— start —

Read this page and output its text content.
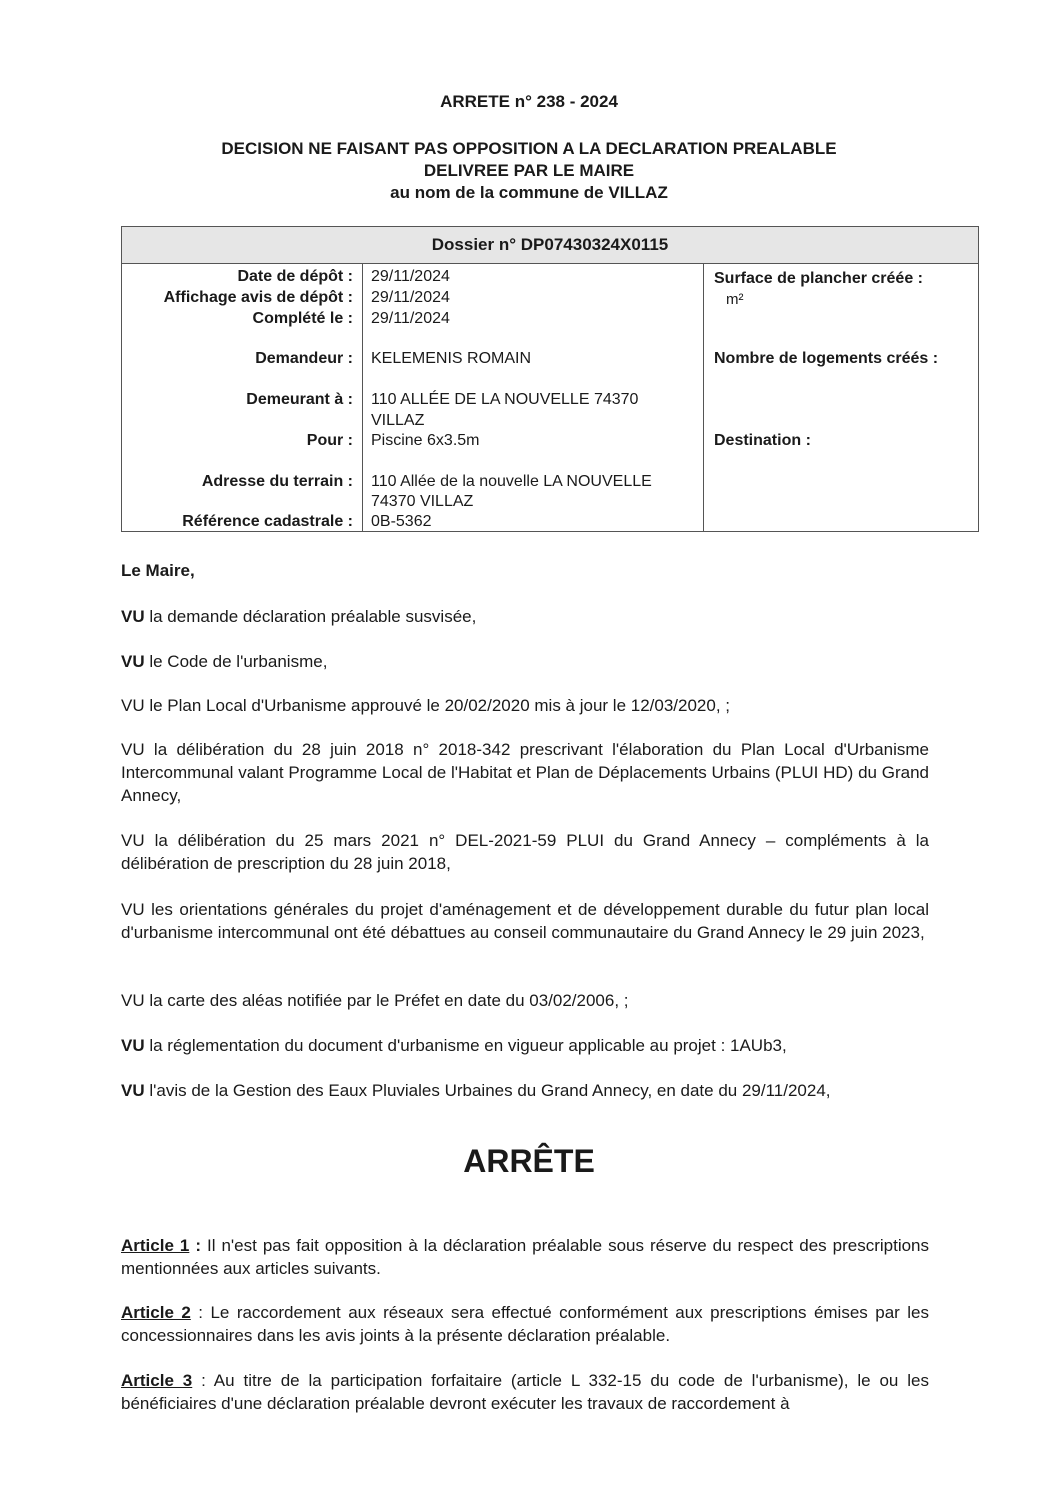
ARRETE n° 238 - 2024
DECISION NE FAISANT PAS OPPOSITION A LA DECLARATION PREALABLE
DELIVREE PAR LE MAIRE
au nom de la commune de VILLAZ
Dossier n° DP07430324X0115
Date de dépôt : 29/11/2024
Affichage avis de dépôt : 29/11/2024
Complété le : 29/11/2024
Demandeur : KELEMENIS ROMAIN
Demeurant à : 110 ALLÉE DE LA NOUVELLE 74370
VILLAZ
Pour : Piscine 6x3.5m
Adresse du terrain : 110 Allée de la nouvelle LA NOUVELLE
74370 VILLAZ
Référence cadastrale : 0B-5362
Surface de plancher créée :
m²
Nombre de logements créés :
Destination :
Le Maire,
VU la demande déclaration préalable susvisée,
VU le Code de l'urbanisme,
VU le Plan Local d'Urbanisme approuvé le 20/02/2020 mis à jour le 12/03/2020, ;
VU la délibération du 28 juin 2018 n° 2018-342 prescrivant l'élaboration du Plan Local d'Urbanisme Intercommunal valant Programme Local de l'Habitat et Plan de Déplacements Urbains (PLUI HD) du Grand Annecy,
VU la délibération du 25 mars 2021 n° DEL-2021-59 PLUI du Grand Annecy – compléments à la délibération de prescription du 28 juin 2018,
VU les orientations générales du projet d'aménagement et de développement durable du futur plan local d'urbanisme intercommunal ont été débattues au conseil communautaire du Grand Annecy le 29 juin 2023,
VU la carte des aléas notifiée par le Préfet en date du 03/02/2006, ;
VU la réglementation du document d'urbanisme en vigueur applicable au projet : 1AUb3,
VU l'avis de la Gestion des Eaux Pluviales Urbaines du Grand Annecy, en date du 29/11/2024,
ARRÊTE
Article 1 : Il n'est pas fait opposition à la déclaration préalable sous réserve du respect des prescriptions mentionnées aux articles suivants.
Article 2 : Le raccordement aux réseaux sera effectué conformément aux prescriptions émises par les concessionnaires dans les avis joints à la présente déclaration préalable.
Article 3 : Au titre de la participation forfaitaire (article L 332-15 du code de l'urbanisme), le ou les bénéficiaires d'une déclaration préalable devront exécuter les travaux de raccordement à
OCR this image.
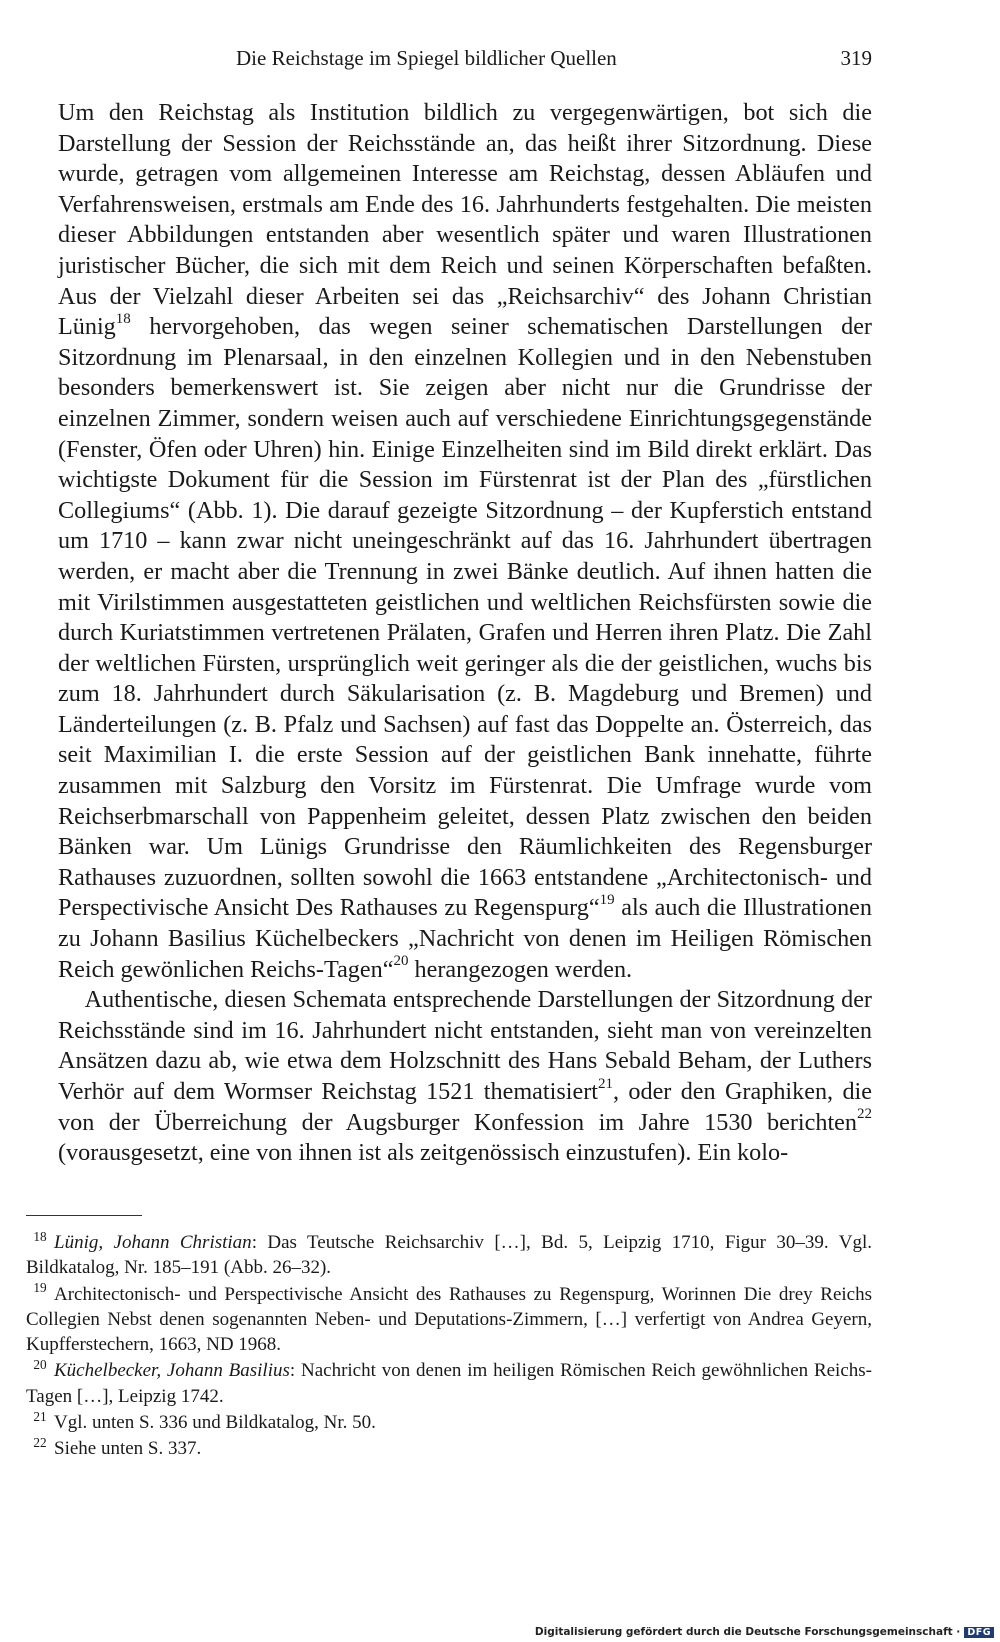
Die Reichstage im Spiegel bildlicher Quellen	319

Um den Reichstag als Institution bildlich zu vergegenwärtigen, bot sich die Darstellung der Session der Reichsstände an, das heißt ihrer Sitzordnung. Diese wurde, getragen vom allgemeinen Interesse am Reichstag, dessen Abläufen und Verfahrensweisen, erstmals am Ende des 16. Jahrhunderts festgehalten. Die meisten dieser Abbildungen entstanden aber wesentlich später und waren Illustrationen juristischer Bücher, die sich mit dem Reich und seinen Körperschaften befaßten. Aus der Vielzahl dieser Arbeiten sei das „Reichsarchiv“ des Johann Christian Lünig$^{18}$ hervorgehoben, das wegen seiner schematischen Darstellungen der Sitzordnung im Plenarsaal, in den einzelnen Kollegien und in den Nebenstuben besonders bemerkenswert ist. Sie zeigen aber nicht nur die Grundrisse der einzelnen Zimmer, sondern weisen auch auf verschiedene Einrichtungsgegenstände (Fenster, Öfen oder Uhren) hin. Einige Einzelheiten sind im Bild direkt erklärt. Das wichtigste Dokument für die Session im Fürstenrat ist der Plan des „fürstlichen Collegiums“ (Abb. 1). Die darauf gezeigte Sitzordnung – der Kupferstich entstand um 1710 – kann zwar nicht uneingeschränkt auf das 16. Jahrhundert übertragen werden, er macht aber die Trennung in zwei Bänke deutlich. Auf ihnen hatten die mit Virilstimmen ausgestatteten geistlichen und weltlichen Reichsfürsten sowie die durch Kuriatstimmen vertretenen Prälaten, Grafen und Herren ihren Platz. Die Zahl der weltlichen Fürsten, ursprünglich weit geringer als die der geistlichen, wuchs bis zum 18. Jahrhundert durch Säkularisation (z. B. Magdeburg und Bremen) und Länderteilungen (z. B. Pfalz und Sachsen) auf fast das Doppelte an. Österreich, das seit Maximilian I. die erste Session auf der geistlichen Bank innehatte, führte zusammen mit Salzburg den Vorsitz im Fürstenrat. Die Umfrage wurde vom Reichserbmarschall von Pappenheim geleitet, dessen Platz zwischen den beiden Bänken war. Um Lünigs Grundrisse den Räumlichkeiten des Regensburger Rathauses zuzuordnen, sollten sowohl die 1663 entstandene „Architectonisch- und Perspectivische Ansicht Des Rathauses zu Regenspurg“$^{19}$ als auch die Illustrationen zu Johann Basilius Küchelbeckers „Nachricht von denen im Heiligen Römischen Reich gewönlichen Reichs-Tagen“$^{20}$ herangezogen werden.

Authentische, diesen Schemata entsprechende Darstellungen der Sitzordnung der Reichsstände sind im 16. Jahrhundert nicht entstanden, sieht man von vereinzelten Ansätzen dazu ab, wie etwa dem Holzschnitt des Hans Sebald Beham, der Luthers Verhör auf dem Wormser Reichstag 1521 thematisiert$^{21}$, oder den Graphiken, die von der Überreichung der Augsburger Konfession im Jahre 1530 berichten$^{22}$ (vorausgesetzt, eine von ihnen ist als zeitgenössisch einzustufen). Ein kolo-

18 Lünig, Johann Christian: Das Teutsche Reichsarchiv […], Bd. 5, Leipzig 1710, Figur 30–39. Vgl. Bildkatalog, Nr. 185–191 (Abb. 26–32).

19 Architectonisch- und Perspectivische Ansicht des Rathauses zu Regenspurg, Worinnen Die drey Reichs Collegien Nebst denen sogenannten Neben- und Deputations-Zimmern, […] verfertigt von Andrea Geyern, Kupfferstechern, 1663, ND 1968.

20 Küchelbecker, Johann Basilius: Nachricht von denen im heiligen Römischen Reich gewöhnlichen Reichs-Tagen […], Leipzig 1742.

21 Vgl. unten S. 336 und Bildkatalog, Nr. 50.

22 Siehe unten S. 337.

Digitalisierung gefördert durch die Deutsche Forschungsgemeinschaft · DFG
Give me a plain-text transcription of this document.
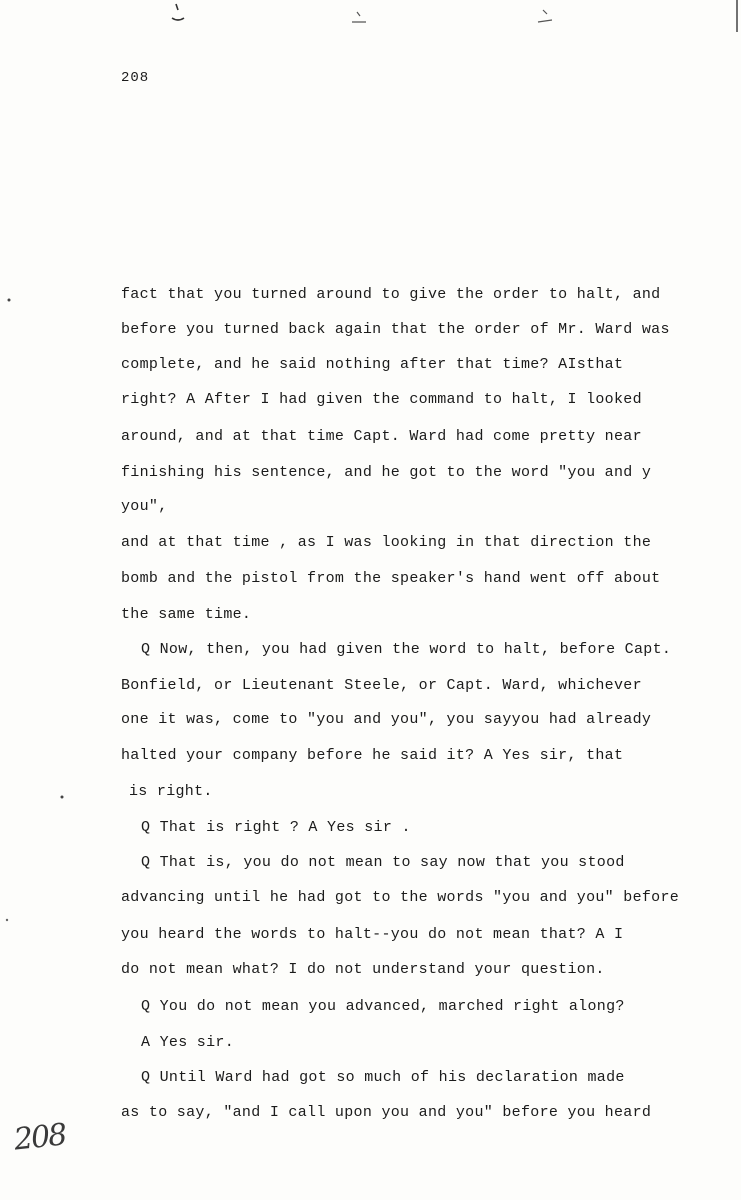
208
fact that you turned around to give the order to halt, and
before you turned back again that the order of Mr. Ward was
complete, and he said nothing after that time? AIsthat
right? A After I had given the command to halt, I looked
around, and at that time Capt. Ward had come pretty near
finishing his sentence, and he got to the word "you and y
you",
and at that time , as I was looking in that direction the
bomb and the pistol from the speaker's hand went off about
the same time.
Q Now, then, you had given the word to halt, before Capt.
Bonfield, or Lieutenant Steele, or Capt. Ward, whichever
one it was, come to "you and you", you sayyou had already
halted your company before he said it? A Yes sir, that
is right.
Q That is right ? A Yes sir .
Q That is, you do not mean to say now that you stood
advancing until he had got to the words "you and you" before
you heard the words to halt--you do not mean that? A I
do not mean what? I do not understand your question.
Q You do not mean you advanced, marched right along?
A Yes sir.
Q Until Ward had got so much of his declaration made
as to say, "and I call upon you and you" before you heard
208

— end —

# To be done
Omit the pictures. Transcribe every record exactly.

# The output
Read this page and output its text content.
ARRETE n° 238 - 2024
DECISION NE FAISANT PAS OPPOSITION A LA DECLARATION PREALABLE
DELIVREE PAR LE MAIRE
au nom de la commune de VILLAZ
Dossier n° DP07430324X0115
Date de dépôt : 29/11/2024
Affichage avis de dépôt : 29/11/2024
Complété le : 29/11/2024
Demandeur : KELEMENIS ROMAIN
Demeurant à : 110 ALLÉE DE LA NOUVELLE 74370
VILLAZ
Pour : Piscine 6x3.5m
Adresse du terrain : 110 Allée de la nouvelle LA NOUVELLE
74370 VILLAZ
Référence cadastrale : 0B-5362
Surface de plancher créée :
m²
Nombre de logements créés :
Destination :
Le Maire,
VU la demande déclaration préalable susvisée,
VU le Code de l'urbanisme,
VU le Plan Local d'Urbanisme approuvé le 20/02/2020 mis à jour le 12/03/2020, ;
VU la délibération du 28 juin 2018 n° 2018-342 prescrivant l'élaboration du Plan Local d'Urbanisme Intercommunal valant Programme Local de l'Habitat et Plan de Déplacements Urbains (PLUI HD) du Grand Annecy,
VU la délibération du 25 mars 2021 n° DEL-2021-59 PLUI du Grand Annecy – compléments à la délibération de prescription du 28 juin 2018,
VU les orientations générales du projet d'aménagement et de développement durable du futur plan local d'urbanisme intercommunal ont été débattues au conseil communautaire du Grand Annecy le 29 juin 2023,
VU la carte des aléas notifiée par le Préfet en date du 03/02/2006, ;
VU la réglementation du document d'urbanisme en vigueur applicable au projet : 1AUb3,
VU l'avis de la Gestion des Eaux Pluviales Urbaines du Grand Annecy, en date du 29/11/2024,
ARRÊTE
Article 1 : Il n'est pas fait opposition à la déclaration préalable sous réserve du respect des prescriptions mentionnées aux articles suivants.
Article 2 : Le raccordement aux réseaux sera effectué conformément aux prescriptions émises par les concessionnaires dans les avis joints à la présente déclaration préalable.
Article 3 : Au titre de la participation forfaitaire (article L 332-15 du code de l'urbanisme), le ou les bénéficiaires d'une déclaration préalable devront exécuter les travaux de raccordement à
OCR this image.
Die Reichstage im Spiegel bildlicher Quellen	319

Um den Reichstag als Institution bildlich zu vergegenwärtigen, bot sich die Darstellung der Session der Reichsstände an, das heißt ihrer Sitzordnung. Diese wurde, getragen vom allgemeinen Interesse am Reichstag, dessen Abläufen und Verfahrensweisen, erstmals am Ende des 16. Jahrhunderts festgehalten. Die meisten dieser Abbildungen entstanden aber wesentlich später und waren Illustrationen juristischer Bücher, die sich mit dem Reich und seinen Körperschaften befaßten. Aus der Vielzahl dieser Arbeiten sei das „Reichsarchiv“ des Johann Christian Lünig$^{18}$ hervorgehoben, das wegen seiner schematischen Darstellungen der Sitzordnung im Plenarsaal, in den einzelnen Kollegien und in den Nebenstuben besonders bemerkenswert ist. Sie zeigen aber nicht nur die Grundrisse der einzelnen Zimmer, sondern weisen auch auf verschiedene Einrichtungsgegenstände (Fenster, Öfen oder Uhren) hin. Einige Einzelheiten sind im Bild direkt erklärt. Das wichtigste Dokument für die Session im Fürstenrat ist der Plan des „fürstlichen Collegiums“ (Abb. 1). Die darauf gezeigte Sitzordnung – der Kupferstich entstand um 1710 – kann zwar nicht uneingeschränkt auf das 16. Jahrhundert übertragen werden, er macht aber die Trennung in zwei Bänke deutlich. Auf ihnen hatten die mit Virilstimmen ausgestatteten geistlichen und weltlichen Reichsfürsten sowie die durch Kuriatstimmen vertretenen Prälaten, Grafen und Herren ihren Platz. Die Zahl der weltlichen Fürsten, ursprünglich weit geringer als die der geistlichen, wuchs bis zum 18. Jahrhundert durch Säkularisation (z. B. Magdeburg und Bremen) und Länderteilungen (z. B. Pfalz und Sachsen) auf fast das Doppelte an. Österreich, das seit Maximilian I. die erste Session auf der geistlichen Bank innehatte, führte zusammen mit Salzburg den Vorsitz im Fürstenrat. Die Umfrage wurde vom Reichserbmarschall von Pappenheim geleitet, dessen Platz zwischen den beiden Bänken war. Um Lünigs Grundrisse den Räumlichkeiten des Regensburger Rathauses zuzuordnen, sollten sowohl die 1663 entstandene „Architectonisch- und Perspectivische Ansicht Des Rathauses zu Regenspurg“$^{19}$ als auch die Illustrationen zu Johann Basilius Küchelbeckers „Nachricht von denen im Heiligen Römischen Reich gewönlichen Reichs-Tagen“$^{20}$ herangezogen werden.

Authentische, diesen Schemata entsprechende Darstellungen der Sitzordnung der Reichsstände sind im 16. Jahrhundert nicht entstanden, sieht man von vereinzelten Ansätzen dazu ab, wie etwa dem Holzschnitt des Hans Sebald Beham, der Luthers Verhör auf dem Wormser Reichstag 1521 thematisiert$^{21}$, oder den Graphiken, die von der Überreichung der Augsburger Konfession im Jahre 1530 berichten$^{22}$ (vorausgesetzt, eine von ihnen ist als zeitgenössisch einzustufen). Ein kolo-

18 Lünig, Johann Christian: Das Teutsche Reichsarchiv […], Bd. 5, Leipzig 1710, Figur 30–39. Vgl. Bildkatalog, Nr. 185–191 (Abb. 26–32).

19 Architectonisch- und Perspectivische Ansicht des Rathauses zu Regenspurg, Worinnen Die drey Reichs Collegien Nebst denen sogenannten Neben- und Deputations-Zimmern, […] verfertigt von Andrea Geyern, Kupfferstechern, 1663, ND 1968.

20 Küchelbecker, Johann Basilius: Nachricht von denen im heiligen Römischen Reich gewöhnlichen Reichs-Tagen […], Leipzig 1742.

21 Vgl. unten S. 336 und Bildkatalog, Nr. 50.

22 Siehe unten S. 337.

Digitalisierung gefördert durch die Deutsche Forschungsgemeinschaft · DFG
Give me a plain-text transcription of this document.
208
fact that you turned around to give the order to halt, and
before you turned back again that the order of Mr. Ward was
complete, and he said nothing after that time? AIsthat
right? A After I had given the command to halt, I looked
around, and at that time Capt. Ward had come pretty near
finishing his sentence, and he got to the word "you and y
you",
and at that time , as I was looking in that direction the
bomb and the pistol from the speaker's hand went off about
the same time.
Q Now, then, you had given the word to halt, before Capt.
Bonfield, or Lieutenant Steele, or Capt. Ward, whichever
one it was, come to "you and you", you sayyou had already
halted your company before he said it? A Yes sir, that
is right.
Q That is right ? A Yes sir .
Q That is, you do not mean to say now that you stood
advancing until he had got to the words "you and you" before
you heard the words to halt--you do not mean that? A I
do not mean what? I do not understand your question.
Q You do not mean you advanced, marched right along?
A Yes sir.
Q Until Ward had got so much of his declaration made
as to say, "and I call upon you and you" before you heard
208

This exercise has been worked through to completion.